What you are asked to do: Repeat the entire listing exactly.

Data:
>>>

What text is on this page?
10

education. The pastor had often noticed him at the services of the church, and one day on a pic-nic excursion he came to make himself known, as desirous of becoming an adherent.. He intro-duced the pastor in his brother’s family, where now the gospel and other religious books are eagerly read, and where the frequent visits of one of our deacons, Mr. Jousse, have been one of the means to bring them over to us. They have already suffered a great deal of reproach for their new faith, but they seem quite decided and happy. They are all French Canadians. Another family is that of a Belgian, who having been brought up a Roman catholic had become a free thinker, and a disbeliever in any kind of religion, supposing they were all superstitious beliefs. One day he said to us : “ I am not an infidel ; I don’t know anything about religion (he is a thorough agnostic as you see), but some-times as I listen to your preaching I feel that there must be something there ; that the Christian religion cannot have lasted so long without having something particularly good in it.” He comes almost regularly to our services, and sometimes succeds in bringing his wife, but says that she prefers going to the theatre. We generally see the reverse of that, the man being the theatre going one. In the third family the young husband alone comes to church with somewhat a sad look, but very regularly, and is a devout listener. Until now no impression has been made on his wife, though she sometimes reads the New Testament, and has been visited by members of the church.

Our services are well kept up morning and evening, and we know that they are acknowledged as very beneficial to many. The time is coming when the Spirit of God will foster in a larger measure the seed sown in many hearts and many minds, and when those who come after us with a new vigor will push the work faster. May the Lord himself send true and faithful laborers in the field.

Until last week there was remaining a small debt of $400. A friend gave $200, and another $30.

<<<

Right answer:
What text is on this page?
10

education. The pastor had often noticed him at the services of the church, and one day on a pic-nic excursion he came to make himself known, as desirous of becoming an adherent.. He intro-duced the pastor in his brother’s family, where now the gospel and other religious books are eagerly read, and where the frequent visits of one of our deacons, Mr. Jousse, have been one of the means to bring them over to us. They have already suffered a great deal of reproach for their new faith, but they seem quite decided and happy. They are all French Canadians. Another family is that of a Belgian, who having been brought up a Roman catholic had become a free thinker, and a disbeliever in any kind of religion, supposing they were all superstitious beliefs. One day he said to us : “ I am not an infidel ; I don’t know anything about religion (he is a thorough agnostic as you see), but some-times as I listen to your preaching I feel that there must be something there ; that the Christian religion cannot have lasted so long without having something particularly good in it.” He comes almost regularly to our services, and sometimes succeds in bringing his wife, but says that she prefers going to the theatre. We generally see the reverse of that, the man being the theatre going one. In the third family the young husband alone comes to church with somewhat a sad look, but very regularly, and is a devout listener. Until now no impression has been made on his wife, though she sometimes reads the New Testament, and has been visited by members of the church.

Our services are well kept up morning and evening, and we know that they are acknowledged as very beneficial to many. The time is coming when the Spirit of God will foster in a larger measure the seed sown in many hearts and many minds, and when those who come after us with a new vigor will push the work faster. May the Lord himself send true and faithful laborers in the field.

Until last week there was remaining a small debt of $400. A friend gave $200, and another $30.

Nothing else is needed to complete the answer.